→ PASSAGE SHOWN:

A dividend of 2.0p per share was paid in May 2017 representing a growth of 33% on the prior period. The Board is pleased to propose a 2018 full year dividend of 2.6p per share, representing an increase of 30% over the previous year. This remains consistent with our progressive dividend policy and demonstrates the continued strength of the Company's balance sheet and financial performance.

 

Michael Peagram,

Chairman

 

 

Chief Executive Officer's Report

It is my privilege to be writing my first report to you as Chief Executive Officer of Quixant. I am very pleased that the Group has continued to deliver outstanding financial and operational performance during the year. Group revenue increased 21% to a record $109.2m and adjusted profit before tax increased 28% to $17.7m (statutory profit before tax also increased 29% to $15.0m).

 

Gaming Division

Our core business continues to be focused around the global gaming industry. When we launched Quixant in 2005, we focussed on the design and manufacture of highly optimised computing solutions for gaming which incorporate purpose-built computer hardware and a rich software infrastructure. Our unique value-added proposition rapidly gained traction and we earned a position as a key supplier to many major electronic gaming machine manufacturers.

 

In 2015 we began developing gaming monitors which, whilst operating on a structurally lower margin, present an excellent opportunity to expand our revenue share in each machine. We have also continued to evolve our monitor product portfolio to embed Quixant's ethos of innovation. The table below shows the sales of our gaming product lines for the last two years during which margins have been maintained. In the last two years, the Gaming Division has grown by 94%.

 

 

2016

2017

 

$m

$m

Gaming platforms

43.7

54.8

Gaming monitors

9.3

16.3

Total

53.0

71.1

 

Since it was launched in 2015 our gaming monitor business has grown rapidly and is now an integral part of the Group. While we expect to see the rate of growth normalise in 2018, we continue to see considerable opportunities for growth in this part of the business.

→ PROBLEM SET:
a. Reproduce the report excerpt from "Since it was" to "of the business.".
b. Answer these questions from the report excerpt:
(i) What dividend per share was paid in May 2017?
(ii) In what year was Quixant launched?
(iii) What were gaming monitor sales in 2017, in $m?

→ COLLECTED DATA:
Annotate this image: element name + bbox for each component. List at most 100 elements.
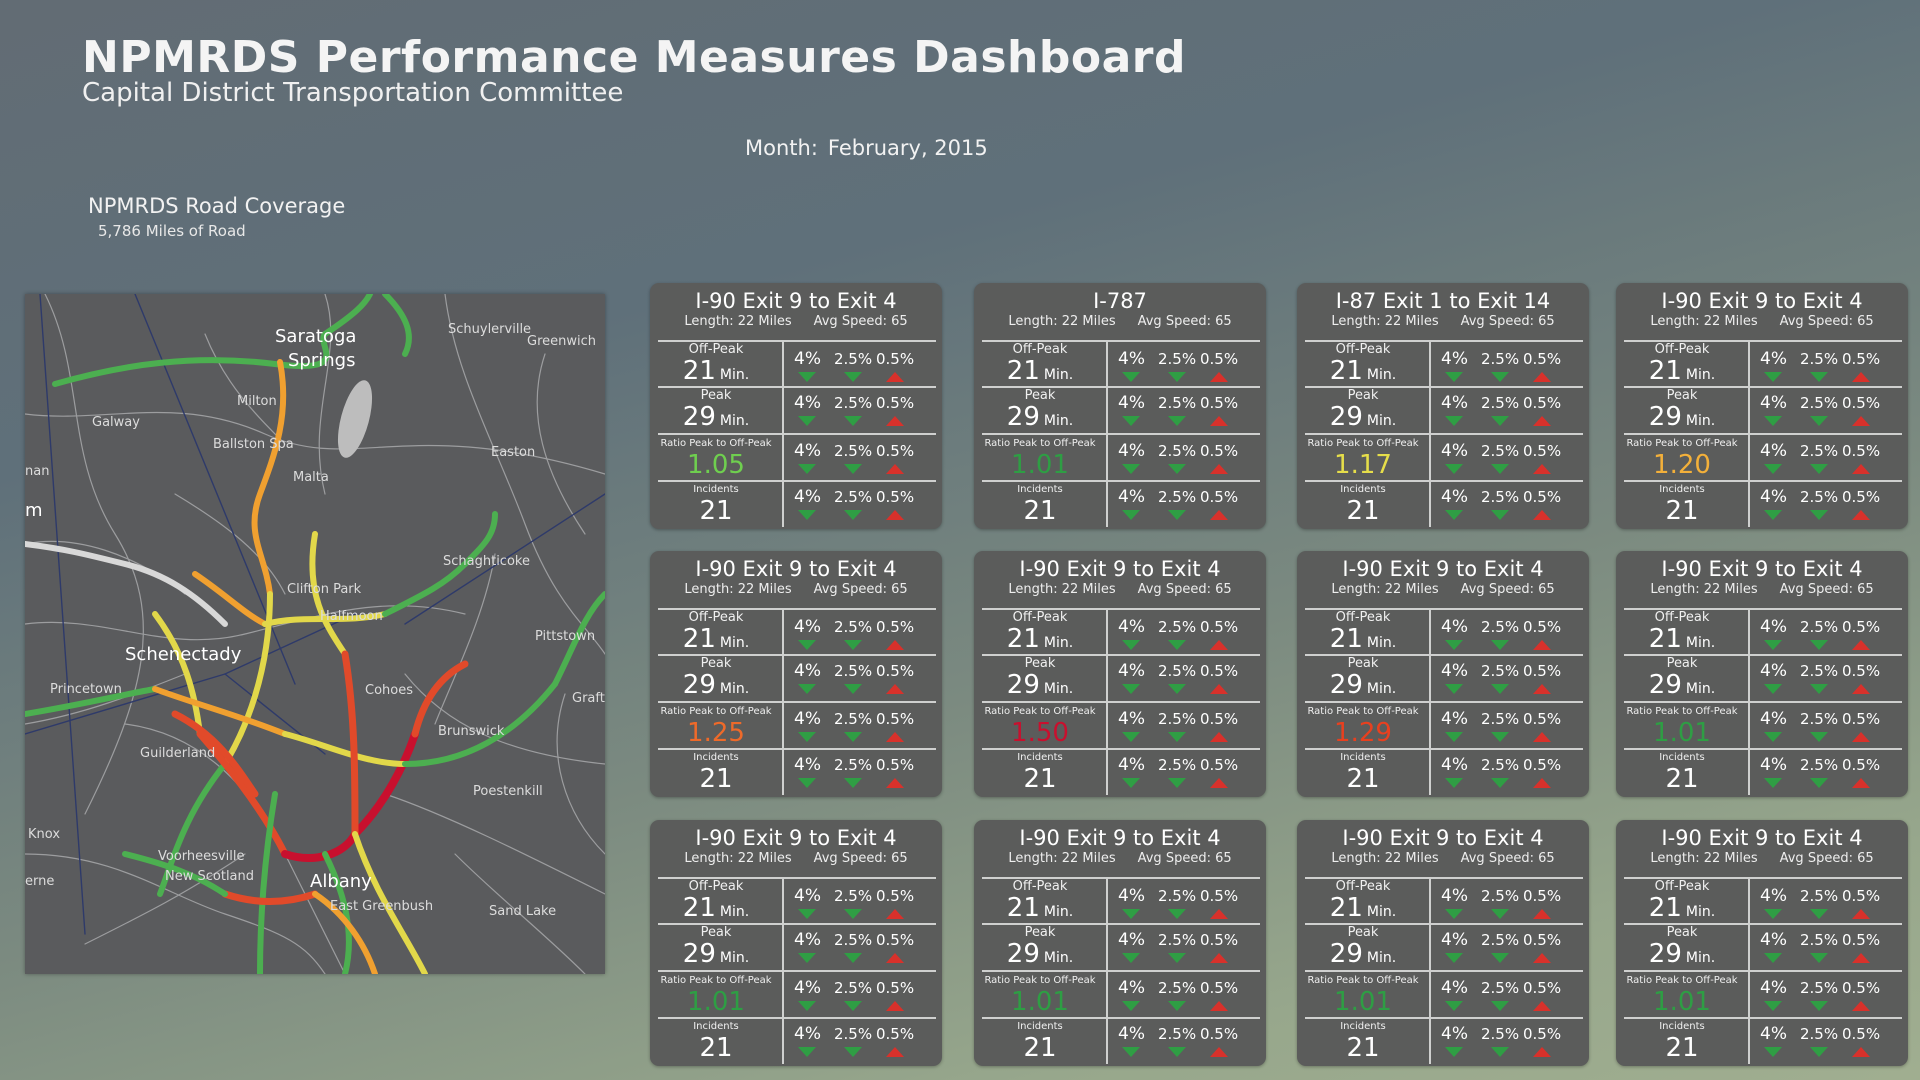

→ SOLUTIONS PER TASK:
a.
Since it was launched in 2015 our gaming monitor business has grown rapidly and is now an integral part of the Group. While we expect to see the rate of growth normalise in 2018, we continue to see considerable opportunities for growth in this part of the business.

b.
(i) 2.0p per share
(ii) 2005
(iii) 16.3